For the entries that follow, report how many lines include the word "werden" and add nothing.
─── SUPPLIED DATA
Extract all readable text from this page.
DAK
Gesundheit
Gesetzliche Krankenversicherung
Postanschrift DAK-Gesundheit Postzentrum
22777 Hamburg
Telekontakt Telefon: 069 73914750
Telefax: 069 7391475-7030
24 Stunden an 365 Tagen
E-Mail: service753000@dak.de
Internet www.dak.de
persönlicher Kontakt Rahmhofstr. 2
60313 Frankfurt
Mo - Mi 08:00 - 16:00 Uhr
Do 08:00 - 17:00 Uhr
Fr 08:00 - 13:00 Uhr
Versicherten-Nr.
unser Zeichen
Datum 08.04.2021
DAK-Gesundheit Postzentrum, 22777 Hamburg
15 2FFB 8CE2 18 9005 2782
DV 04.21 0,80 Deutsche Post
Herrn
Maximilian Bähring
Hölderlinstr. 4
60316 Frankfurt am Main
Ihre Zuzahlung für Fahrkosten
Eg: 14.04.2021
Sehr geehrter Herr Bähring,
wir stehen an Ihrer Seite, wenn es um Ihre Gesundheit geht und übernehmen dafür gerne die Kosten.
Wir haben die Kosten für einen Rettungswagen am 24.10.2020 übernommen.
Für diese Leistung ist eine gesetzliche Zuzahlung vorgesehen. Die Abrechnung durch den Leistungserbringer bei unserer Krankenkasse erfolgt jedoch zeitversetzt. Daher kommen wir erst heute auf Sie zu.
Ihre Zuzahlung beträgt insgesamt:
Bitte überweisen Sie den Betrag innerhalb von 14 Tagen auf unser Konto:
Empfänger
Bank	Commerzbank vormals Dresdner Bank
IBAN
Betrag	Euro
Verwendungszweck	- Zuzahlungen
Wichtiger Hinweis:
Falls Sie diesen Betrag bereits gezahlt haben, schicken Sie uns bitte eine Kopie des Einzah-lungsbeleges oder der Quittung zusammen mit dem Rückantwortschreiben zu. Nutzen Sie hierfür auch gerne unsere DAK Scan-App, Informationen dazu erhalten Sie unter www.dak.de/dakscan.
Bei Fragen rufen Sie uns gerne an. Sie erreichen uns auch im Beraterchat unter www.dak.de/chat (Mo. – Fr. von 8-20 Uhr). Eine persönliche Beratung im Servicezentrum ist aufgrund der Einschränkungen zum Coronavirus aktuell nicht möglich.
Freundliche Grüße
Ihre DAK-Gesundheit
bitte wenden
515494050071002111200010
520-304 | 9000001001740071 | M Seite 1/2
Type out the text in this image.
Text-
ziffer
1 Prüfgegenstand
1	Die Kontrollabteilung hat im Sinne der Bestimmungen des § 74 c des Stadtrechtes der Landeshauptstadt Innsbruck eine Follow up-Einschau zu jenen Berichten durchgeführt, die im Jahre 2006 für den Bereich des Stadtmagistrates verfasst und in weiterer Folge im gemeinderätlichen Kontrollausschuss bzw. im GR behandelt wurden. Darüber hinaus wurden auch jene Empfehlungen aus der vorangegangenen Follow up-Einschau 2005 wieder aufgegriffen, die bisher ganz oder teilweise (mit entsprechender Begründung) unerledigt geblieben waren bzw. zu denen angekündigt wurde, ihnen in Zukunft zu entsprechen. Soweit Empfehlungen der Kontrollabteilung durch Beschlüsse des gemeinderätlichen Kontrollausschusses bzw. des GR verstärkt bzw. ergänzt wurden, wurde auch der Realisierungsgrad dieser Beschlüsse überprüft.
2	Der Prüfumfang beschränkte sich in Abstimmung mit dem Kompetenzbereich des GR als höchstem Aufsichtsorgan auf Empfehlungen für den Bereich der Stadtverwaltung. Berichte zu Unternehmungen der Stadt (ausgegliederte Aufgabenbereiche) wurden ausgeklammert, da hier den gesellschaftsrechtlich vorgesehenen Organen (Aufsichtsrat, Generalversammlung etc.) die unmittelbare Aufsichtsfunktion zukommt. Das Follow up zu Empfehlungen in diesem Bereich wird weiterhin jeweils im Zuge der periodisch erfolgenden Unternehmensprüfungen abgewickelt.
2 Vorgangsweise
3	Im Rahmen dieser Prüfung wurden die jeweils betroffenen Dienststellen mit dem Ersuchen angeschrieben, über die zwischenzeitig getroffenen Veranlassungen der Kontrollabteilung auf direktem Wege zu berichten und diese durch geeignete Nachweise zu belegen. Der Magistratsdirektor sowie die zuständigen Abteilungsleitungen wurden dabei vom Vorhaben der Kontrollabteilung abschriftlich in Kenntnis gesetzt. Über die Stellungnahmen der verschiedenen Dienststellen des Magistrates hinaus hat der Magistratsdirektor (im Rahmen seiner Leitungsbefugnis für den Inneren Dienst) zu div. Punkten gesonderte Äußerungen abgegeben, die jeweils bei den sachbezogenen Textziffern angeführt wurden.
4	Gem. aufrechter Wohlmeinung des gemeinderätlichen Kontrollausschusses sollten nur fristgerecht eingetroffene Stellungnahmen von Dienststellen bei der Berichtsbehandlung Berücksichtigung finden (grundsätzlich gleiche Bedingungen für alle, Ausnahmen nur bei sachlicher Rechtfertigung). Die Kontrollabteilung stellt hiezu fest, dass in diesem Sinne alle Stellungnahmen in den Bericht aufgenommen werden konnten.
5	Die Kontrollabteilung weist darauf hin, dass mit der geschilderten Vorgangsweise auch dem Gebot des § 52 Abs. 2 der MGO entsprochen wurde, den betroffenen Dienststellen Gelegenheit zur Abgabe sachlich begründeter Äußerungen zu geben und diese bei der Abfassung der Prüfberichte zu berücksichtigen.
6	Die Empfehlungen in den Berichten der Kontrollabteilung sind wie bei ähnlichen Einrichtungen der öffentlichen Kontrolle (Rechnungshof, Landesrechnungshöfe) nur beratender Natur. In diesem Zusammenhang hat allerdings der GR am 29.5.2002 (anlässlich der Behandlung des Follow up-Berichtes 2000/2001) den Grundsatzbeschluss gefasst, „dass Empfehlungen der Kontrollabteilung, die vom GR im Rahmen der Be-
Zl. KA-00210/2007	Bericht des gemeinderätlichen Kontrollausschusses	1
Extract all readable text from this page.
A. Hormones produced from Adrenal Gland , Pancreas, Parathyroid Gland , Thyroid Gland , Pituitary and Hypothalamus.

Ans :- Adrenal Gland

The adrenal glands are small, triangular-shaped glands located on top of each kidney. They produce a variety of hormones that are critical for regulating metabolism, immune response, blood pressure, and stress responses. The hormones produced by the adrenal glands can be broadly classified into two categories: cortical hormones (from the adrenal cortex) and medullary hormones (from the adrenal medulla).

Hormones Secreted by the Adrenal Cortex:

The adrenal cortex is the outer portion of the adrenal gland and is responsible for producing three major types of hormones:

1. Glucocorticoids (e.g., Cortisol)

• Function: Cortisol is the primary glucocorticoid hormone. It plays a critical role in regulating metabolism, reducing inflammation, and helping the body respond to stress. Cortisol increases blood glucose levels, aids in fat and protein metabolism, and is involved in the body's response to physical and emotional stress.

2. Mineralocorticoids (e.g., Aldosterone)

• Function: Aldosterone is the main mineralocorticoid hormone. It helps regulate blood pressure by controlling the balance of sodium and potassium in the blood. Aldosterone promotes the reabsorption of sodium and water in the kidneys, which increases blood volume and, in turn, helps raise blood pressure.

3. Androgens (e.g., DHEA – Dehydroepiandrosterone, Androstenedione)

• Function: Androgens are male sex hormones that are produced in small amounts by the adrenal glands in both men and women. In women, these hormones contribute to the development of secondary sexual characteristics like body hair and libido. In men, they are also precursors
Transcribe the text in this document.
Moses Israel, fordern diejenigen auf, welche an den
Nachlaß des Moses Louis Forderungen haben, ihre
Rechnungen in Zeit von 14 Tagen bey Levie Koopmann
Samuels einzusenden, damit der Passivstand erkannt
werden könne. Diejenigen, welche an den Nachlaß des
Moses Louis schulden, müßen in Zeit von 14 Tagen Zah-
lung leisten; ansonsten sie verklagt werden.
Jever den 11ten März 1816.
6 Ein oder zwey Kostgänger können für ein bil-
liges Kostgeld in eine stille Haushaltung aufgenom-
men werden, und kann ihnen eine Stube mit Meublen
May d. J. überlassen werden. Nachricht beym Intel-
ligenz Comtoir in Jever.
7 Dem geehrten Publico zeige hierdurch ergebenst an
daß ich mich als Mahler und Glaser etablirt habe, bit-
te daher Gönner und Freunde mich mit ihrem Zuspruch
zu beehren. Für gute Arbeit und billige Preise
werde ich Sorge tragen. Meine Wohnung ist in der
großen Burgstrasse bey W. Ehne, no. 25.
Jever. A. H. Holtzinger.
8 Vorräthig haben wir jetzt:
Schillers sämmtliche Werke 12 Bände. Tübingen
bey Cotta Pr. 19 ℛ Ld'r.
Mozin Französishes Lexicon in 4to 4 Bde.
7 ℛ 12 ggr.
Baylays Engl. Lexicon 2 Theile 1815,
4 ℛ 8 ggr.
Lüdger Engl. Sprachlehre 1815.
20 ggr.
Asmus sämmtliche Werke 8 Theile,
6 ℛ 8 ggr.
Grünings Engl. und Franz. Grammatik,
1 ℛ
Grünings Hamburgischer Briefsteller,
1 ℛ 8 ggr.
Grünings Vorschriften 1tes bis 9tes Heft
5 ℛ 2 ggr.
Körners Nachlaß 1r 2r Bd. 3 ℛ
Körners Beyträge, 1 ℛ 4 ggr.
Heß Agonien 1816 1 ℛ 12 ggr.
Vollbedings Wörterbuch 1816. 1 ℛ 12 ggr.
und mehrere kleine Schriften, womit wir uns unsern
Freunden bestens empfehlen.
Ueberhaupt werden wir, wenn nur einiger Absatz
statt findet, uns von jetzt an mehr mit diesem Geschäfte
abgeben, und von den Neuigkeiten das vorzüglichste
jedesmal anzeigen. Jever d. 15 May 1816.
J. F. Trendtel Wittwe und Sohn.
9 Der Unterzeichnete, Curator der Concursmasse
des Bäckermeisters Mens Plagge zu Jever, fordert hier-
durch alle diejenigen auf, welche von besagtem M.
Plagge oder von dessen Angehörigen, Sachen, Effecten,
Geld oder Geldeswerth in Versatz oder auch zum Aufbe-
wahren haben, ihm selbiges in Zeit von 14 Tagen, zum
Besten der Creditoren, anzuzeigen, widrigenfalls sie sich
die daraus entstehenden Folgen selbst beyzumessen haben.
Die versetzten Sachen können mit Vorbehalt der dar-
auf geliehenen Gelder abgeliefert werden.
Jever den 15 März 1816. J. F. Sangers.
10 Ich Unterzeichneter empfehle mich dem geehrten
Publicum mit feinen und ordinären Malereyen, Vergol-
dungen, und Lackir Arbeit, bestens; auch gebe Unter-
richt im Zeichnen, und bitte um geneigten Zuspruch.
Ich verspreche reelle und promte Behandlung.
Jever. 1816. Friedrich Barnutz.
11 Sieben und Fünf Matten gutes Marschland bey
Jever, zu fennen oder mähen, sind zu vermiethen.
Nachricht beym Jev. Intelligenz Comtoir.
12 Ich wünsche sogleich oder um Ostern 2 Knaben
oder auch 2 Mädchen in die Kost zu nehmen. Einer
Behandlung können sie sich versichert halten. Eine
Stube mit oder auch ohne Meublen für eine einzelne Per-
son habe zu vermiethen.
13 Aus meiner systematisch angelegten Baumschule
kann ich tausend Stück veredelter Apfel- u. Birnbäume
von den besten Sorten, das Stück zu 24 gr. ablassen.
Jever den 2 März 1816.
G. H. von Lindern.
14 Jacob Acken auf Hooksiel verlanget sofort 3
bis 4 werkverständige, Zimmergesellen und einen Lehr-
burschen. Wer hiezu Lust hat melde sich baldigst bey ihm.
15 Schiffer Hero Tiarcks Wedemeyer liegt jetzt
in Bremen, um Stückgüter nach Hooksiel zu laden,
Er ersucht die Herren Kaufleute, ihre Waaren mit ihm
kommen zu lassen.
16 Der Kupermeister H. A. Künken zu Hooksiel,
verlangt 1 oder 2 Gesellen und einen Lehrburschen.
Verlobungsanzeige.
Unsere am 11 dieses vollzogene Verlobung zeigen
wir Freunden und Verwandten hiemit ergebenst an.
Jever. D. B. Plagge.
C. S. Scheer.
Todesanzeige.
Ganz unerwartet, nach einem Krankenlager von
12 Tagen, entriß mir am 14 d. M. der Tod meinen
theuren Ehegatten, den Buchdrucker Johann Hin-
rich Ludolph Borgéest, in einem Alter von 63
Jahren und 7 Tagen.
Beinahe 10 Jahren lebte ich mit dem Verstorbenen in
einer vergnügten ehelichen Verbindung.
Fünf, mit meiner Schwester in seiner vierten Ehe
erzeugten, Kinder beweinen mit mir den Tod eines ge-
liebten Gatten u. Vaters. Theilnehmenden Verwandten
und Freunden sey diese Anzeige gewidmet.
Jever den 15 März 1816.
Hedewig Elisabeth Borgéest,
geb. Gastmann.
──────
#### [SOLUTION TO THE PROBLEM]
7